>>>>
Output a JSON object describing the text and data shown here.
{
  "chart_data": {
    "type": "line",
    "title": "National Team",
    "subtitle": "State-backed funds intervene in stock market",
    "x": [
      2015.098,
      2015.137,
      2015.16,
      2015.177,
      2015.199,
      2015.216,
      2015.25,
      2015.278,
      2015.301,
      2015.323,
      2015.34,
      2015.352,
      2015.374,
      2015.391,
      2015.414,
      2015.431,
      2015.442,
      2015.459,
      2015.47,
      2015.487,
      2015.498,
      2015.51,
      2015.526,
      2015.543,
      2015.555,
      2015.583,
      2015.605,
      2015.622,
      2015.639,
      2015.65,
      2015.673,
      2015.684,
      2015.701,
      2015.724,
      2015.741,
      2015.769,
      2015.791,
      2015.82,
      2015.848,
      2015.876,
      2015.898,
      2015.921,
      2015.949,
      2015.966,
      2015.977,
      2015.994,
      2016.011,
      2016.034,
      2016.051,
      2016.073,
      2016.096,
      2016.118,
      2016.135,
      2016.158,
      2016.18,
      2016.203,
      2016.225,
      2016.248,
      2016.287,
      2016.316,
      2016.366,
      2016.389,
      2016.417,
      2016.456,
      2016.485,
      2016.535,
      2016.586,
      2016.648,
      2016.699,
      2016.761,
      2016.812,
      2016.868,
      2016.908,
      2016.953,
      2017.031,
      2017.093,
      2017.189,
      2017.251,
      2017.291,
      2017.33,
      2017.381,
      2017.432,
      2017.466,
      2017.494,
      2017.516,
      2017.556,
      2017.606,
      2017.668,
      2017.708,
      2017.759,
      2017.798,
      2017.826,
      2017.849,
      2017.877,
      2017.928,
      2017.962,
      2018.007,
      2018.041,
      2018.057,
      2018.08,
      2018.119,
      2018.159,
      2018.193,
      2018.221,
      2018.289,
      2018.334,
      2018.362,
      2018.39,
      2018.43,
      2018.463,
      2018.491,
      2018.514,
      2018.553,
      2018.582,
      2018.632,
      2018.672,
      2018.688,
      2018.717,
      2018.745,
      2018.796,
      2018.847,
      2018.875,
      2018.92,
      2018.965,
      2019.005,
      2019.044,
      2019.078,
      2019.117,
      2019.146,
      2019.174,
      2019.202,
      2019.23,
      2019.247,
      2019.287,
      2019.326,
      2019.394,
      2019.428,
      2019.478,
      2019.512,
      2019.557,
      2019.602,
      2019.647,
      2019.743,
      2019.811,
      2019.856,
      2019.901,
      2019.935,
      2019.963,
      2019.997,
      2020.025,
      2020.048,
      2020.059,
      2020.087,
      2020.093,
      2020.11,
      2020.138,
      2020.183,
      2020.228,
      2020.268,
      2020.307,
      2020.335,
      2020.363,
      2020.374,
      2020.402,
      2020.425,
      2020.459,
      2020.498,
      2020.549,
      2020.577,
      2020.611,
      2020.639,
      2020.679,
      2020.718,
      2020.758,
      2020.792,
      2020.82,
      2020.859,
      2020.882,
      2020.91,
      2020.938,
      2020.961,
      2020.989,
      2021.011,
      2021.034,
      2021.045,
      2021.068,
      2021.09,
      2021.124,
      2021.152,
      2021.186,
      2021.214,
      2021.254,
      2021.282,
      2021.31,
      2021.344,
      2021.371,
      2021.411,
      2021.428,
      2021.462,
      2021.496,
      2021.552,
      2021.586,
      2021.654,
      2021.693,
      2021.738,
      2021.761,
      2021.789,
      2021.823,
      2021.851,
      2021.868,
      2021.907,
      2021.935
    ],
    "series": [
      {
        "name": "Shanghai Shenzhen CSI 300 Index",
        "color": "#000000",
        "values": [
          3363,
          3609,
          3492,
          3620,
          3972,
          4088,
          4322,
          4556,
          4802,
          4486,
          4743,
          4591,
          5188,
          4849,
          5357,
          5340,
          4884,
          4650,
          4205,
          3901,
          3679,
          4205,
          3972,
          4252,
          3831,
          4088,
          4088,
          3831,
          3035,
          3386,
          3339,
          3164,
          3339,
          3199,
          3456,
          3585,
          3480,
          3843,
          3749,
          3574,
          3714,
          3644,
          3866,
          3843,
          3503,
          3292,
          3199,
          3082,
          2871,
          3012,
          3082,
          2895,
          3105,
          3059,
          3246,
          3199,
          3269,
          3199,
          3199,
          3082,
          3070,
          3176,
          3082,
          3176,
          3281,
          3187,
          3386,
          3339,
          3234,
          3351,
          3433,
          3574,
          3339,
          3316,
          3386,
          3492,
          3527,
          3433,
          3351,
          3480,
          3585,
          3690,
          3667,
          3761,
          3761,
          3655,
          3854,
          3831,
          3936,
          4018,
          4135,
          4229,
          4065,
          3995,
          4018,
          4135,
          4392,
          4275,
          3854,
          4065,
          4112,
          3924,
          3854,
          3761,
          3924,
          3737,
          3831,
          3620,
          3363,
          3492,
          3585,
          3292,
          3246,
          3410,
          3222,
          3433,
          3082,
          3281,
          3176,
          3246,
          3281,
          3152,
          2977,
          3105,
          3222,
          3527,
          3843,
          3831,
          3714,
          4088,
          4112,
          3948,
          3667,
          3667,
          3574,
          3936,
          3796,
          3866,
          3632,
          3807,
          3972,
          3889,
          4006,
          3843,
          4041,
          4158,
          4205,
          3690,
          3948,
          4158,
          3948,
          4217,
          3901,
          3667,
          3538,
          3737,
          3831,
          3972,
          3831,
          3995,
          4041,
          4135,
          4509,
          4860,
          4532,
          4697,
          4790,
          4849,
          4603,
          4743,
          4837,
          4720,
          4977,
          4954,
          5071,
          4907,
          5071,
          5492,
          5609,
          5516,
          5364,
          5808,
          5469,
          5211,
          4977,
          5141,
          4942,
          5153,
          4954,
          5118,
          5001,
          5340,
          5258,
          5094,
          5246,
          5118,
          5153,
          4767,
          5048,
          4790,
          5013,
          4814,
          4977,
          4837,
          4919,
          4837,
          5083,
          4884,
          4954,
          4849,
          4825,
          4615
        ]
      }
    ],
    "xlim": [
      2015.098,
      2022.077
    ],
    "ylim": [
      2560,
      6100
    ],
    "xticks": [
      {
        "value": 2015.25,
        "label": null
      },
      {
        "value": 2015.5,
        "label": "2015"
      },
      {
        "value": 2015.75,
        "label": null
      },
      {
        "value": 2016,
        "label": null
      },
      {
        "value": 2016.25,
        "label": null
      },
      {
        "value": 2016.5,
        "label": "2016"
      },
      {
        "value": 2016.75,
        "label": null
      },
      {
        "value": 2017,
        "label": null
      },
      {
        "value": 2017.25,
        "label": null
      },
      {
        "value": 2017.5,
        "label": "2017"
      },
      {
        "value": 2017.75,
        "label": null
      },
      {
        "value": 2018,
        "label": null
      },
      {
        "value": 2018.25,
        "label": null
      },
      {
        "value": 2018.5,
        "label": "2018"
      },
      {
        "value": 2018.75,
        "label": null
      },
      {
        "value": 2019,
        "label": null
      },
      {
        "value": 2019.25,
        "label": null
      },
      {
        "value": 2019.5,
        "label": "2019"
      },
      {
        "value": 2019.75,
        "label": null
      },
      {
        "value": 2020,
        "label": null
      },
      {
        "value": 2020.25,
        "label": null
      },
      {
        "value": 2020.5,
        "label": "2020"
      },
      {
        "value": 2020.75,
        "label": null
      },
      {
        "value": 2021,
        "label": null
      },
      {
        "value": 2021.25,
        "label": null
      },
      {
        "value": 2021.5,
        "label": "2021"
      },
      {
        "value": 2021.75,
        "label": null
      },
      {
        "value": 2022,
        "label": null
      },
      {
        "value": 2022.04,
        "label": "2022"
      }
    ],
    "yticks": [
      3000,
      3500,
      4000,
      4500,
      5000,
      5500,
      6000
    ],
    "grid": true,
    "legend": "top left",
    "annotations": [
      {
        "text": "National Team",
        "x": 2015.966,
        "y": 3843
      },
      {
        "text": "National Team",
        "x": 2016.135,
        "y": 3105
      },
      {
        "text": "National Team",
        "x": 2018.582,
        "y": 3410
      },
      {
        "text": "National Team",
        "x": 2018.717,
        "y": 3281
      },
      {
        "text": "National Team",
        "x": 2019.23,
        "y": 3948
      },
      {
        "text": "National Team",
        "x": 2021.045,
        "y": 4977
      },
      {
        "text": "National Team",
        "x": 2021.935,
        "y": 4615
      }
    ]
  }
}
<<<<
>>>>
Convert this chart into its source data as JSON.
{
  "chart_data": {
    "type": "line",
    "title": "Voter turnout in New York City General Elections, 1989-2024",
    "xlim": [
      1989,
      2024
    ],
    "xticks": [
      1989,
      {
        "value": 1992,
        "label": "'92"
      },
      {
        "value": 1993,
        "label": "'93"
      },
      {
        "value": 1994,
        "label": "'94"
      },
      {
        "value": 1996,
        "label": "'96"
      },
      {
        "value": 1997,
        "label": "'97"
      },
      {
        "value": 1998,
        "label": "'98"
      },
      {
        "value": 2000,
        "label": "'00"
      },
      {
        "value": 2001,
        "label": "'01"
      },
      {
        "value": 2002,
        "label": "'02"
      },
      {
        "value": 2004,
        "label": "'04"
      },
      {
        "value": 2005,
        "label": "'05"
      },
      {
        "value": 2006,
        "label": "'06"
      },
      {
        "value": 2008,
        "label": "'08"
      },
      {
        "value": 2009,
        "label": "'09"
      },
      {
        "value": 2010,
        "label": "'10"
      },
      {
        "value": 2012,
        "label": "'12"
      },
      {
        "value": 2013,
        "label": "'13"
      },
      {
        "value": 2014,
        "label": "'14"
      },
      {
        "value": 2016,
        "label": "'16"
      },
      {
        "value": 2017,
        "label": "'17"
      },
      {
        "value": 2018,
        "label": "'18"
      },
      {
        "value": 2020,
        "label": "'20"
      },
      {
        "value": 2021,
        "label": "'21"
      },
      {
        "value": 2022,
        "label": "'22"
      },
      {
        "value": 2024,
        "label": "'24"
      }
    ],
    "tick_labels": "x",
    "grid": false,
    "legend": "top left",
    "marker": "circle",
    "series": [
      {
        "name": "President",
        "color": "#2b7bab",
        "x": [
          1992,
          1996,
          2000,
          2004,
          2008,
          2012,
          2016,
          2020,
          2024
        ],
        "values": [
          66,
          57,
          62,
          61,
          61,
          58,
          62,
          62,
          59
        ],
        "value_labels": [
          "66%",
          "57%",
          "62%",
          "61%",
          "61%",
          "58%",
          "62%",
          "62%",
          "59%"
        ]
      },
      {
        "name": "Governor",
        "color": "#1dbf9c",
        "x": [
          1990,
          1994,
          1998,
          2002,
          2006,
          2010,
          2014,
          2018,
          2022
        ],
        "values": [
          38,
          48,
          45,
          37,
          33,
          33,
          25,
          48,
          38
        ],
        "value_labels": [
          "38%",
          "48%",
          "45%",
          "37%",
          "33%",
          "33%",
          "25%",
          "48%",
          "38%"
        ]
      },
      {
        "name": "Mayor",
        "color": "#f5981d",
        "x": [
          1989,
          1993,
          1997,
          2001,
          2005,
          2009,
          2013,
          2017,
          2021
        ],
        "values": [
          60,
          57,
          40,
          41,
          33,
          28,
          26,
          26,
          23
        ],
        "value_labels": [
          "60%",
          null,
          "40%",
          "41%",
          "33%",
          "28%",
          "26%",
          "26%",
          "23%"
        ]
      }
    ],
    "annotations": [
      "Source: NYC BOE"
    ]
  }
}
<<<<
--- Task prompt ---
Take every line above carrying "color" and return it.

--- In response ---
        "color": "#000000",
        "color": "#2b7bab",
        "color": "#1dbf9c",
        "color": "#f5981d",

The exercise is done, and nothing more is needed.